Figure data in JSON

────────

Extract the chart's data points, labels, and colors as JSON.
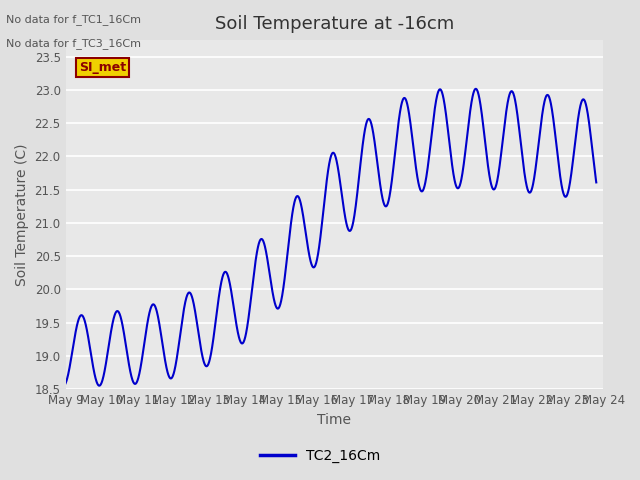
{
  "title": "Soil Temperature at -16cm",
  "xlabel": "Time",
  "ylabel": "Soil Temperature (C)",
  "ylim": [
    18.5,
    23.75
  ],
  "xlim_start": 0,
  "xlim_end": 15,
  "line_color": "#0000cc",
  "line_width": 1.5,
  "bg_color": "#e0e0e0",
  "plot_bg_color": "#e8e8e8",
  "no_data_text1": "No data for f_TC1_16Cm",
  "no_data_text2": "No data for f_TC3_16Cm",
  "si_met_label": "SI_met",
  "legend_label": "TC2_16Cm",
  "x_tick_labels": [
    "May 9",
    "May 10",
    "May 11",
    "May 12",
    "May 13",
    "May 14",
    "May 15",
    "May 16",
    "May 17",
    "May 18",
    "May 19",
    "May 20",
    "May 21",
    "May 22",
    "May 23",
    "May 24"
  ],
  "yticks": [
    18.5,
    19.0,
    19.5,
    20.0,
    20.5,
    21.0,
    21.5,
    22.0,
    22.5,
    23.0,
    23.5
  ],
  "title_fontsize": 13,
  "axis_label_fontsize": 10,
  "tick_fontsize": 8.5,
  "no_data_fontsize": 8,
  "legend_fontsize": 10
}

────────

:: INSTRUCTION ::
Write every entry out again exactly, dropping the pictures.

:: RESPONSE FOR THIS EXERCISE ::
Extract the chart's data points, labels, and colors as JSON.
{
  "title": "Soil Temperature at -16cm",
  "xlabel": "Time",
  "ylabel": "Soil Temperature (C)",
  "ylim": [
    18.5,
    23.75
  ],
  "xlim_start": 0,
  "xlim_end": 15,
  "line_color": "#0000cc",
  "line_width": 1.5,
  "bg_color": "#e0e0e0",
  "plot_bg_color": "#e8e8e8",
  "no_data_text1": "No data for f_TC1_16Cm",
  "no_data_text2": "No data for f_TC3_16Cm",
  "si_met_label": "SI_met",
  "legend_label": "TC2_16Cm",
  "x_tick_labels": [
    "May 9",
    "May 10",
    "May 11",
    "May 12",
    "May 13",
    "May 14",
    "May 15",
    "May 16",
    "May 17",
    "May 18",
    "May 19",
    "May 20",
    "May 21",
    "May 22",
    "May 23",
    "May 24"
  ],
  "yticks": [
    18.5,
    19.0,
    19.5,
    20.0,
    20.5,
    21.0,
    21.5,
    22.0,
    22.5,
    23.0,
    23.5
  ],
  "title_fontsize": 13,
  "axis_label_fontsize": 10,
  "tick_fontsize": 8.5,
  "no_data_fontsize": 8,
  "legend_fontsize": 10
}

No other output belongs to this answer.